Written task => Work out how many lines contain "rumus". Reply with the count alone.

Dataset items
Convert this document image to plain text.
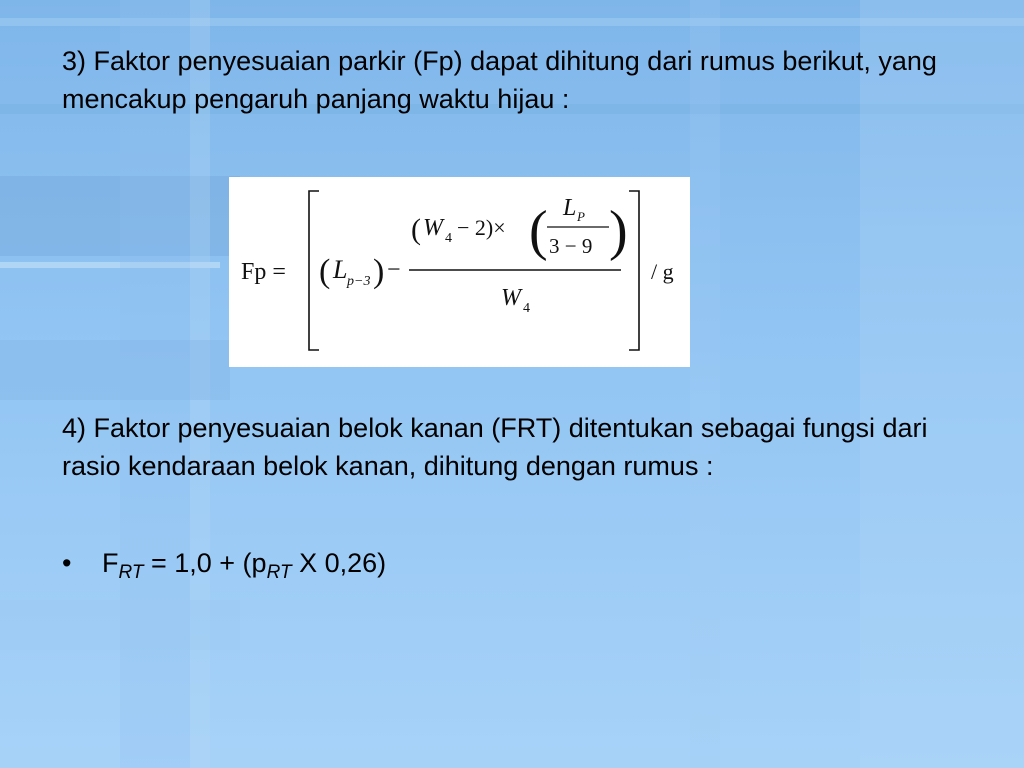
3) Faktor penyesuaian parkir (Fp) dapat dihitung dari rumus berikut, yang mencakup pengaruh panjang waktu hijau :
Fp = ( L p−3 ) −
( W 4 − 2)× ( L P
3 − 9 )
W 4
/ g
4) Faktor penyesuaian belok kanan (FRT) ditentukan sebagai fungsi dari rasio kendaraan belok kanan, dihitung dengan rumus :
•	$F_{RT} = 1,0 + (p_{RT}$ X 0,26)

Exercise result => 2